Figure record extracts:
■ ■ ■ ■

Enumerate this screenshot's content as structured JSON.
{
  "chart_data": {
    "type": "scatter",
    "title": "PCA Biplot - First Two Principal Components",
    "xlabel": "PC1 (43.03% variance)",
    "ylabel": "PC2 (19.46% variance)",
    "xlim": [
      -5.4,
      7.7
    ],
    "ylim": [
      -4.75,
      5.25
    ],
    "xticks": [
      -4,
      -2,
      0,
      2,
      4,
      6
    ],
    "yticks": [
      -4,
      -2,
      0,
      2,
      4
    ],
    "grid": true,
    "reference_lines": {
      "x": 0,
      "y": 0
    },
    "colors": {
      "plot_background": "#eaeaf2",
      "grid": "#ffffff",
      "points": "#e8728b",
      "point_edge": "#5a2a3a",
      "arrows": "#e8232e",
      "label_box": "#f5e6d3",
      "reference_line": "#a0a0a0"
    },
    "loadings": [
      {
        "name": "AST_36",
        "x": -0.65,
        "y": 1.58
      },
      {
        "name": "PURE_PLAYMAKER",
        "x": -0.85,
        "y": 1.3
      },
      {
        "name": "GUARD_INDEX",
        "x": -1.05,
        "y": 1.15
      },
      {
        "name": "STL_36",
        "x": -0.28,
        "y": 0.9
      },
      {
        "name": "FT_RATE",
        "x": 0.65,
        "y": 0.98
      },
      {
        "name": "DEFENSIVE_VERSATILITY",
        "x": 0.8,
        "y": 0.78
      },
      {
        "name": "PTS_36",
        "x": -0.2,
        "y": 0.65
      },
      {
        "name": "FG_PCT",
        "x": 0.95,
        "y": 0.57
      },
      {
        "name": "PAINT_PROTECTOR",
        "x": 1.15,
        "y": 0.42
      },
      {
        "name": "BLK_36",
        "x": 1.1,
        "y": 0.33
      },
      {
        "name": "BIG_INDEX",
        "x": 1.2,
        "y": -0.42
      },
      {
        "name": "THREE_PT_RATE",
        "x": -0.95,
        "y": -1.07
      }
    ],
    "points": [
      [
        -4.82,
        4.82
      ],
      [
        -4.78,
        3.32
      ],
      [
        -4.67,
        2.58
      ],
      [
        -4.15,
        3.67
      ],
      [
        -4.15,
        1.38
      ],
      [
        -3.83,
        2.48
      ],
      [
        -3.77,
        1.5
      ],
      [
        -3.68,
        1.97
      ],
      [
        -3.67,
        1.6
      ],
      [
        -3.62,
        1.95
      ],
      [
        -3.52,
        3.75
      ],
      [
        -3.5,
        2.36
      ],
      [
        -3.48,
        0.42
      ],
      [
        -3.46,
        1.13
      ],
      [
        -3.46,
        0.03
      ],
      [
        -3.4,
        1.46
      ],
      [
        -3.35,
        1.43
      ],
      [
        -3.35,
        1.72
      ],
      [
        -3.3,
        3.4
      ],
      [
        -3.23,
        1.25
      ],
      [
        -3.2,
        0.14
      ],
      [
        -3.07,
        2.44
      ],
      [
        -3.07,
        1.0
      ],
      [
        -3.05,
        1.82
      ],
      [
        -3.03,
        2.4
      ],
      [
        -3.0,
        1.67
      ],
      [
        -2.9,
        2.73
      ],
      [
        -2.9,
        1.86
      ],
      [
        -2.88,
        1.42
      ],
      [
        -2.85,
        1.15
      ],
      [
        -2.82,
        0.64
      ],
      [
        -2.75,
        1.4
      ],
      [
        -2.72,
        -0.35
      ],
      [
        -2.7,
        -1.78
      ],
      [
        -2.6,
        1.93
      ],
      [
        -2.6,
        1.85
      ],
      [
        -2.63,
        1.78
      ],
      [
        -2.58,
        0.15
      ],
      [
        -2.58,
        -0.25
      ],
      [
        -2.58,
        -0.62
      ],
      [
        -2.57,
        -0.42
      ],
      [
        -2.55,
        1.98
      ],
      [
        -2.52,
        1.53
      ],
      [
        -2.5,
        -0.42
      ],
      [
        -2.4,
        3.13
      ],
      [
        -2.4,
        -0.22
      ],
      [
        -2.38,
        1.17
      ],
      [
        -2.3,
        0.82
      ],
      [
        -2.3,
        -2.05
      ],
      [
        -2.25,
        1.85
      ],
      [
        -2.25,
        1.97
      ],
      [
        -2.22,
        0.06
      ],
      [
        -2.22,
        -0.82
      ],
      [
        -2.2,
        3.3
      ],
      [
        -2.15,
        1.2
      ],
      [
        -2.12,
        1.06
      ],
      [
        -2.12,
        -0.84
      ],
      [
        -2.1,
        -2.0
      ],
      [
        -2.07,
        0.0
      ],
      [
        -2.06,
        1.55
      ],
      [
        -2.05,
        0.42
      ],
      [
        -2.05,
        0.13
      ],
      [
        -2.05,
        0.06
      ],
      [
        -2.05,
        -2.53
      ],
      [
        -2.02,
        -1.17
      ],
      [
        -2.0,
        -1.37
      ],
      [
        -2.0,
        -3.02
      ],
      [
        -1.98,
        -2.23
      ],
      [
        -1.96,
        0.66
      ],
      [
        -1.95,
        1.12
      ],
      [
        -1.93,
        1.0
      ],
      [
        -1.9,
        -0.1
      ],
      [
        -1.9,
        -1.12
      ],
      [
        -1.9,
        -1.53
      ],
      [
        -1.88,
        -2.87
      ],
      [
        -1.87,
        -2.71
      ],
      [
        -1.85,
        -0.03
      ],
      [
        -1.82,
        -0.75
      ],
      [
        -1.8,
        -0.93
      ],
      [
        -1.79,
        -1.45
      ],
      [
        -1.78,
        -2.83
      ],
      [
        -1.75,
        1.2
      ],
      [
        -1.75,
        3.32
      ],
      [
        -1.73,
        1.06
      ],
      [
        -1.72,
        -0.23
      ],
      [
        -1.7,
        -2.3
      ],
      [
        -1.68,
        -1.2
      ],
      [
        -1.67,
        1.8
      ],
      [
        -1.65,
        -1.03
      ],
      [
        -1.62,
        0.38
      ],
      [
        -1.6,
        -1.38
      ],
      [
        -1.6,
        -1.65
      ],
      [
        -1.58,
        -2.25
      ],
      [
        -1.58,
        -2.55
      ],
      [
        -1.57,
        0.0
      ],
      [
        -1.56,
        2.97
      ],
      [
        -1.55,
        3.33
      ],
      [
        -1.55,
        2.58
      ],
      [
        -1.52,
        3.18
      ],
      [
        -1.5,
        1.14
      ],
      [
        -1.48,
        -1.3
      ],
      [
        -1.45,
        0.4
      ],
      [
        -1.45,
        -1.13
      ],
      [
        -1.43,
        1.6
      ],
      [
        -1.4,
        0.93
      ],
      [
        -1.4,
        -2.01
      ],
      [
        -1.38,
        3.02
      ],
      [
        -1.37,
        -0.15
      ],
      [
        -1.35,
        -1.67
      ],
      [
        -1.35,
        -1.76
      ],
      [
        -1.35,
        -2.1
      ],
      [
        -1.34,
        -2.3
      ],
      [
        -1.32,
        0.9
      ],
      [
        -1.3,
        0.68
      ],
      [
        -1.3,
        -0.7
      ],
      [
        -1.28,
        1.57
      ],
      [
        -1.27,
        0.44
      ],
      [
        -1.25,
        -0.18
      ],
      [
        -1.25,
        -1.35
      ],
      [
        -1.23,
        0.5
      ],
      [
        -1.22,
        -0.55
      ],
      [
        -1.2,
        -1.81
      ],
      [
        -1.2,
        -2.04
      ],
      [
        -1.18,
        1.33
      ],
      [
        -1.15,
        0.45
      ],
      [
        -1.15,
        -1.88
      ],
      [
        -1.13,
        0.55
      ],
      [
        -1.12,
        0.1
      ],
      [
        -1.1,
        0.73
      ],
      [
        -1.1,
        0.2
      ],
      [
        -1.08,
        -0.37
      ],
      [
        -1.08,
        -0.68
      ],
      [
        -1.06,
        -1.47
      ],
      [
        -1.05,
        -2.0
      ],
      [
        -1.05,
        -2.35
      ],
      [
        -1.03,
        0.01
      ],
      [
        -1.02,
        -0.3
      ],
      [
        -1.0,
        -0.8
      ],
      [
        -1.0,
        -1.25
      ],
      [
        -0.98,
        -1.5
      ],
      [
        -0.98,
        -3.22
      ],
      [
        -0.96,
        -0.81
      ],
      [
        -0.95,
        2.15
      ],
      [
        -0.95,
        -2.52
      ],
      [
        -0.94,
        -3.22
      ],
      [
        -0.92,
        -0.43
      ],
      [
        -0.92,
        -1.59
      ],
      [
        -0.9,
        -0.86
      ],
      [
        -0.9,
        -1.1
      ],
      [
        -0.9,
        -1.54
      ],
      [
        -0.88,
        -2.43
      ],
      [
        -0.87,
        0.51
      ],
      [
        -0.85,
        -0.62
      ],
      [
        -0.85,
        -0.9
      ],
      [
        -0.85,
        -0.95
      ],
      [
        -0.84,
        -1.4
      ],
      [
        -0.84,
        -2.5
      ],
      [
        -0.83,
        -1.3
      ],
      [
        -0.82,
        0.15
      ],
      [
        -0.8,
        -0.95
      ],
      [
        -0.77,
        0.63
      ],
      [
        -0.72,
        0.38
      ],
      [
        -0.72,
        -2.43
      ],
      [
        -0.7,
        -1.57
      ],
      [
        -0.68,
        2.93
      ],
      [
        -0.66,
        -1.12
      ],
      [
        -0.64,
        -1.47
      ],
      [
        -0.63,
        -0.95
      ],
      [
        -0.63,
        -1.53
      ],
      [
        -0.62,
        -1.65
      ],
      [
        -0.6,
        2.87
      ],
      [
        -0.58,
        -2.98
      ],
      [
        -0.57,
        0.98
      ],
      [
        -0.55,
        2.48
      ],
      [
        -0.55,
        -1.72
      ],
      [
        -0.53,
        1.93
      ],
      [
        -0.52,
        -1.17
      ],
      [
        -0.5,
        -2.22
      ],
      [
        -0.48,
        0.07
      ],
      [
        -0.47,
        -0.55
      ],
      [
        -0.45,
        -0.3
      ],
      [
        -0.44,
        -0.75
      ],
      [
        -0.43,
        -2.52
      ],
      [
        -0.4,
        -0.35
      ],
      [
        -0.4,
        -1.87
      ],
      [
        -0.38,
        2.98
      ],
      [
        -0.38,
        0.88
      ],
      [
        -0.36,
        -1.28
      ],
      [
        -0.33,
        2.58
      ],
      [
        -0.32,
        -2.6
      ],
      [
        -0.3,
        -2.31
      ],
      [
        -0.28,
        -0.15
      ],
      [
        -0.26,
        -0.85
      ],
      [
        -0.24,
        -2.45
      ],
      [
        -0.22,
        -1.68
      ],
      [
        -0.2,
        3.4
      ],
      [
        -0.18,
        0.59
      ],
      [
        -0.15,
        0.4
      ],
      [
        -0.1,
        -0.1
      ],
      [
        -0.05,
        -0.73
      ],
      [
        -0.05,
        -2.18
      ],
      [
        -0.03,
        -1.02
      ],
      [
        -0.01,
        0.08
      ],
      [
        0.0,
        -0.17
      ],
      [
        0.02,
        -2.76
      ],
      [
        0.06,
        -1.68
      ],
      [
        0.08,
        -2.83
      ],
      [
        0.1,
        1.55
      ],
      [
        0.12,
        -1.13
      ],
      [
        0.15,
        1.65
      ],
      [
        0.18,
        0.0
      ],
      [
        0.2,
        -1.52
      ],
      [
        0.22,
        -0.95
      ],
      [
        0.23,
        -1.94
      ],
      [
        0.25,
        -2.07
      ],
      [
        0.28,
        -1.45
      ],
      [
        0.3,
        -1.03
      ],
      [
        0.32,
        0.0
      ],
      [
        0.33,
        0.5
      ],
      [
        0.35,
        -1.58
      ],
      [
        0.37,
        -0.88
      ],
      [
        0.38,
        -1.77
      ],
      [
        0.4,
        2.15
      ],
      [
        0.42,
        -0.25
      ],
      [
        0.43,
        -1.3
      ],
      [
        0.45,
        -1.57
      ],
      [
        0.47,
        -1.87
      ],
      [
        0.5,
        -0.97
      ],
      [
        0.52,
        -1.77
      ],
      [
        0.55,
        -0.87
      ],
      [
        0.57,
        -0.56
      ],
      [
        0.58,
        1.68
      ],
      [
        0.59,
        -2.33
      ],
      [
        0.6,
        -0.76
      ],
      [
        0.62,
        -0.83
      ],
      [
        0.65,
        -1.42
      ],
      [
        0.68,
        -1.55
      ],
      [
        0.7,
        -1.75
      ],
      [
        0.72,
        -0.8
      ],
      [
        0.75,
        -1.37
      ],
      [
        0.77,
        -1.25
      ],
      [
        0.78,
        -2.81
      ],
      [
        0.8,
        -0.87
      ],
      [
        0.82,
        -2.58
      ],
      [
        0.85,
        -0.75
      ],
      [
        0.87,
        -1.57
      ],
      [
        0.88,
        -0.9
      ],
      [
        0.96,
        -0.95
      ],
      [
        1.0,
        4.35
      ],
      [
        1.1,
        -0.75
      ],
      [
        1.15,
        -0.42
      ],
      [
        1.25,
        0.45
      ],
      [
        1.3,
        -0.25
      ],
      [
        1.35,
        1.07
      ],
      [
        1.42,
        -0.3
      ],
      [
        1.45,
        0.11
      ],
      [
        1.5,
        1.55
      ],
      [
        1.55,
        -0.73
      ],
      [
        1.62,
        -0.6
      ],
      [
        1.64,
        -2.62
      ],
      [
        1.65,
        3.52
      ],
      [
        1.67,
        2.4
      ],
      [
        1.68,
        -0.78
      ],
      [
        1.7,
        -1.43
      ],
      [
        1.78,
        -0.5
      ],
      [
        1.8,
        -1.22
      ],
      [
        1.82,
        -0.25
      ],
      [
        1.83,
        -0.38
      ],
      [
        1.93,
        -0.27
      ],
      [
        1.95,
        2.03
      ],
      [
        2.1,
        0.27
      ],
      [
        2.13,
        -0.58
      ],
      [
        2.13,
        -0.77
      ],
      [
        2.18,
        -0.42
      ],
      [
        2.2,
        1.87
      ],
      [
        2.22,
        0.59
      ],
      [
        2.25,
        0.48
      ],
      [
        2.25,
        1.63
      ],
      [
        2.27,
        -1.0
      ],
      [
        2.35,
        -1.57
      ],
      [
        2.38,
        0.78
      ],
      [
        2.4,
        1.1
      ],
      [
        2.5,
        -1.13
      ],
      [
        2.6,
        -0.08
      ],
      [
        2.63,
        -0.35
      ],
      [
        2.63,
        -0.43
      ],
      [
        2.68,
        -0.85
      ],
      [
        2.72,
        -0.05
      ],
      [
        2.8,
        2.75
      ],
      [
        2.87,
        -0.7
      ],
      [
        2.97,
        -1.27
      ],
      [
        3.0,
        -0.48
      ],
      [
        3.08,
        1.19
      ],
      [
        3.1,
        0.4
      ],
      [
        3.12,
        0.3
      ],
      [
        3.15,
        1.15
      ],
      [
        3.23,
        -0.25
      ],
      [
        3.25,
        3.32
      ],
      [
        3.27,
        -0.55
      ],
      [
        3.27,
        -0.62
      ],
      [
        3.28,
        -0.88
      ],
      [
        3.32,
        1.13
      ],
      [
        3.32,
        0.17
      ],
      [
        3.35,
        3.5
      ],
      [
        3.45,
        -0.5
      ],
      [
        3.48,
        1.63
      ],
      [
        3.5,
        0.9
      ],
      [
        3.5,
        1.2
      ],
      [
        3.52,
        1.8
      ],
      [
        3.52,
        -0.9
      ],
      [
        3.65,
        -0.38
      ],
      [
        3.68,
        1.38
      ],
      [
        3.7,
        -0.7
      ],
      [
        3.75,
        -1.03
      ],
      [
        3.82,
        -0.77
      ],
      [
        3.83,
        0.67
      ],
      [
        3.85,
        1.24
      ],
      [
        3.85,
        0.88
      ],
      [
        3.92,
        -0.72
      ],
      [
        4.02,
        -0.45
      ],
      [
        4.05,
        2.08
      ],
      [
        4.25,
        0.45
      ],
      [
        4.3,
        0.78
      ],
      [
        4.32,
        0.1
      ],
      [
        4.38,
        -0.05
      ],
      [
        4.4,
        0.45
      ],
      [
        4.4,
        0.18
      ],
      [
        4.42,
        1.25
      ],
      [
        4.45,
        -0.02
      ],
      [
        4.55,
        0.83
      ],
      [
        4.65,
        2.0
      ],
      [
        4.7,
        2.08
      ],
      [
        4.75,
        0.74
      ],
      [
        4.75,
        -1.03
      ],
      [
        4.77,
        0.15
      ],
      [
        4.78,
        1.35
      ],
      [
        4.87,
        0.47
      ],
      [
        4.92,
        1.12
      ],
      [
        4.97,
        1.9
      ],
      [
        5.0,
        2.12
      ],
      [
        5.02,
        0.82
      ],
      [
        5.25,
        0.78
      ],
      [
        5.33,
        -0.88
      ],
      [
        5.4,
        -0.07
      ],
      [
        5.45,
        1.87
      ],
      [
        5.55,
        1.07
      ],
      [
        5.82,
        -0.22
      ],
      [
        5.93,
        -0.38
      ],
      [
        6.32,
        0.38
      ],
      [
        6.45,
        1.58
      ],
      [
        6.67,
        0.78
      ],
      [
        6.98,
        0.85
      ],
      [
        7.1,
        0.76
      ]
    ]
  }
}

■ ■ ■ ■

What is asked: Of the lines above, how many hold the string "name"? Answer with only the number.

In response: 12